_PROBLEM DETAILS_.
Can you output the lines of the listing between the one containing "- cover-chart-image: [793, 129, 851, 177]" and the one containing "- article-history: [57, 565, 249, 635]", inclusive, as a numbered list with blank lines left out?
## Start RECORDS FOR THE TASK
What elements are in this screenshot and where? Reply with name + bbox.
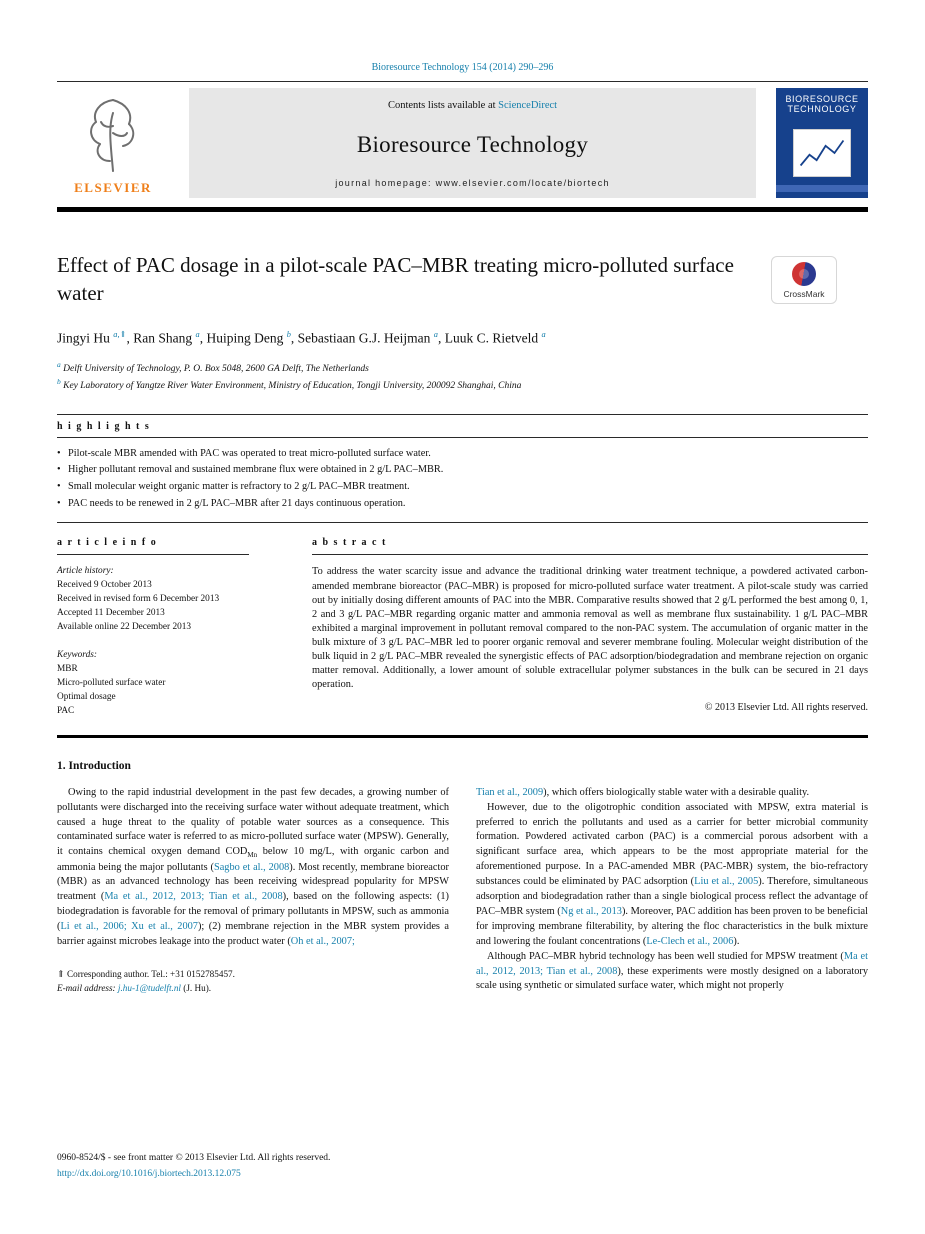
- cover-chart-image: [793, 129, 851, 177]
- article-history: [57, 565, 249, 635]
- body-paragraph: Owing to the rapid industrial development in the past few decades, a growing number of pollutants were discharged into the receiving surface water without adequate treatment, which caused a huge threat to the quality of potable water sources as a consequence. This contaminated surface water is referred to as micro-polluted surface water (MPSW). Generally, it contains chemical oxygen demand $COD_{Mn}$ below 10 mg/L, with organic carbon and ammonia being the major pollutants (Sagbo et al., 2008). Most recently, membrane bioreactor (MBR) as an advanced technology has been receiving widespread popularity for MPSW treatment (Ma et al., 2012, 2013; Tian et al., 2008), based on the following aspects: (1) biodegradation is favorable for the removal of primary pollutants in MPSW, such as ammonia (Li et al., 2006; Xu et al., 2007); (2) membrane rejection in the MBR system provides a barrier against microbes leakage into the product water (Oh et al., 2007;: [57, 786, 450, 948]
- email-line: [57, 982, 449, 996]
- highlight-item: • Pilot-scale MBR amended with PAC was operated to treat micro-polluted surface water.: [57, 446, 868, 463]
- crossmark-label: CrossMark: [783, 289, 825, 299]
- email-suffix: (J. Hu).: [180, 982, 212, 993]
- section-rule: [57, 735, 868, 738]
- citation-link[interactable]: Le-Clech et al., 2006: [646, 935, 734, 947]
- divider: [57, 81, 868, 82]
- doi-link[interactable]: http://dx.doi.org/10.1016/j.biortech.2013.12.075: [57, 1168, 241, 1179]
- article-title: Effect of PAC dosage in a pilot-scale PAC–MBR treating micro-polluted surface water: [57, 253, 734, 305]
- article-info-column: [57, 537, 249, 718]
- keywords: [57, 649, 249, 719]
- citation-link[interactable]: Tian et al., 2009: [476, 786, 544, 798]
- journal-cover-thumbnail[interactable]: [776, 88, 868, 198]
- crossmark-icon: [792, 262, 816, 286]
- highlight-item: • Higher pollutant removal and sustained membrane flux were obtained in 2 g/L PAC–MBR.: [57, 462, 868, 479]
- journal-citation-link[interactable]: Bioresource Technology 154 (2014) 290–296: [371, 62, 554, 73]
- body-paragraph: Tian et al., 2009), which offers biologically stable water with a desirable quality.: [476, 786, 810, 798]
- citation-link[interactable]: Oh et al., 2007;: [290, 936, 355, 948]
- citation-link[interactable]: Liu et al., 2005: [694, 876, 759, 888]
- citation-link[interactable]: Ma et al., 2012, 2013; Tian et al., 2008: [104, 891, 283, 903]
- highlights-heading: h i g h l i g h t s: [57, 420, 151, 432]
- affiliation-b-sup: b: [57, 377, 61, 387]
- body-paragraph: Although PAC–MBR hybrid technology has been well studied for MPSW treatment (Ma et al., 2012, 2013; Tian et al., 2008), these experiments were mostly designed on a laboratory scale using synthetic or simulated surface water, which might not properly: [476, 950, 869, 992]
- keyword: MBR: [57, 664, 78, 675]
- email-label: E-mail address:: [57, 982, 118, 993]
- citation-link[interactable]: Sagbo et al., 2008: [213, 861, 290, 873]
- divider: [57, 522, 868, 523]
- cover-title-line1: BIORESOURCE: [785, 94, 859, 104]
- journal-header: [57, 88, 868, 198]
- body-column-right: [476, 786, 868, 996]
- affiliation-a-sup: a: [57, 359, 61, 369]
- affiliations: [57, 359, 868, 394]
- affiliation-a-text: Delft University of Technology, P. O. Box 5048, 2600 GA Delft, The Netherlands: [60, 364, 369, 375]
- corresponding-author-footnote: [57, 968, 449, 996]
- citation-link[interactable]: Ma et al., 2012, 2013; Tian et al., 2008: [476, 950, 869, 977]
- sciencedirect-link[interactable]: ScienceDirect: [498, 100, 558, 111]
- email-link[interactable]: j.hu-1@tudelft.nl: [117, 982, 181, 993]
- first-page-footer: [57, 1150, 330, 1182]
- elsevier-tree-icon: [80, 95, 146, 178]
- section-heading-introduction: 1. Introduction: [57, 759, 131, 772]
- abstract-text: To address the water scarcity issue and advance the traditional drinking water treatment technique, a powdered activated carbon-amended membrane bioreactor (PAC–MBR) is proposed for micro-polluted surface water treatment. A pilot-scale study was carried out by initially dosing different amounts of PAC into the MBR. Comparative results showed that 2 g/L performed the best among 0, 1, 2 and 3 g/L PAC–MBR regarding organic matter and ammonia removal as well as membrane flux sustainability. 1 g/L PAC–MBR exhibited a marginal improvement in pollutant removal compared to the non-PAC system. The accumulation of organic matter in the bulk mixture of 3 g/L PAC–MBR led to poorer organic removal and severer membrane fouling. Molecular weight distribution of the bulk liquid in 2 g/L PAC–MBR revealed the synergistic effects of PAC adsorption/biodegradation and membrane rejection on organic matter removal. Additionally, a lower amount of soluble extracellular polymer substances in the bulk can be secured in 21 days operation.: [312, 566, 868, 691]
- journal-title: Bioresource Technology: [356, 131, 589, 157]
- journal-masthead: [189, 88, 756, 198]
- article-history-label: Article history:: [57, 566, 114, 577]
- highlight-item: • Small molecular weight organic matter is refractory to 2 g/L PAC–MBR treatment.: [57, 479, 868, 496]
- divider: [57, 554, 249, 555]
- issn-copyright-line: 0960-8524/$ - see front matter © 2013 Elsevier Ltd. All rights reserved.: [57, 1152, 331, 1163]
- affiliation-b-text: Key Laboratory of Yangtze River Water Environment, Ministry of Education, Tongji University, 200092 Shanghai, China: [60, 381, 522, 392]
- elsevier-wordmark: ELSEVIER: [74, 180, 152, 195]
- elsevier-logo[interactable]: [57, 88, 169, 198]
- journal-homepage-link[interactable]: journal homepage: www.elsevier.com/locate/biortech: [335, 178, 610, 188]
- keywords-label: Keywords:: [57, 650, 97, 661]
- header-rule: [57, 207, 868, 212]
- history-line: Received in revised form 6 December 2013: [57, 594, 220, 605]
- keyword: Optimal dosage: [57, 691, 116, 702]
- article-info-heading: a r t i c l e i n f o: [57, 537, 158, 549]
- abstract-heading: a b s t r a c t: [312, 537, 387, 549]
- highlights-list: [57, 446, 868, 513]
- keyword: PAC: [57, 705, 75, 716]
- keyword: Micro-polluted surface water: [57, 678, 166, 688]
- contents-line: [197, 100, 748, 111]
- history-line: Available online 22 December 2013: [57, 622, 192, 633]
- contents-prefix: Contents lists available at: [387, 100, 499, 111]
- affiliation-a: [57, 359, 868, 376]
- citation-link[interactable]: Ng et al., 2013: [560, 905, 622, 917]
- history-line: Accepted 11 December 2013: [57, 608, 165, 619]
- citation-link[interactable]: Li et al., 2006; Xu et al., 2007: [60, 921, 198, 933]
- affiliation-b: [57, 376, 868, 393]
- history-line: Received 9 October 2013: [57, 580, 152, 591]
- author-list: Jingyi Hu $^{a,⇑}$, Ran Shang $^a$, Huiping Deng $^b$, Sebastiaan G.J. Heijman $^a$, Luuk C. Rietveld $^a$: [57, 330, 546, 346]
- crossmark-badge[interactable]: [771, 256, 837, 304]
- abstract-column: [312, 537, 868, 718]
- body-column-left: [57, 786, 449, 996]
- divider: [312, 554, 868, 555]
- body-columns: [57, 786, 868, 996]
- highlight-item: • PAC needs to be renewed in 2 g/L PAC–MBR after 21 days continuous operation.: [57, 496, 868, 513]
- cover-bottom-band: [776, 185, 868, 192]
- body-paragraph: However, due to the oligotrophic condition associated with MPSW, extra material is preferred to enrich the pollutants and used as a carrier for better microbial community formation. Powdered activated carbon (PAC) is a commercial porous adsorbent with a significant surface area, which appears to be the most appropriate material for the aforementioned purpose. In a PAC-amended MBR (PAC-MBR) system, the bio-refractory substances could be eliminated by PAC adsorption (Liu et al., 2005). Therefore, simultaneous adsorption and biodegradation rather than a single biological process reflect the advantage of PAC–MBR system (Ng et al., 2013). Moreover, PAC addition has been proven to be beneficial for improving membrane filterability, by altering the floc characteristics in the bulk mixture and lowering the foulant concentrations (Le-Clech et al., 2006).: [476, 801, 868, 947]
- copyright-line: © 2013 Elsevier Ltd. All rights reserved.: [704, 702, 868, 714]
- divider: [57, 437, 868, 438]
- corresponding-author-line: ⇑ Corresponding author. Tel.: +31 0152785457.: [57, 968, 235, 979]
- cover-title-line2: TECHNOLOGY: [787, 104, 857, 115]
## End RECORDS FOR THE TASK
_ANSWER BELOW_.
1. - cover-chart-image: [793, 129, 851, 177]
2. - article-history: [57, 565, 249, 635]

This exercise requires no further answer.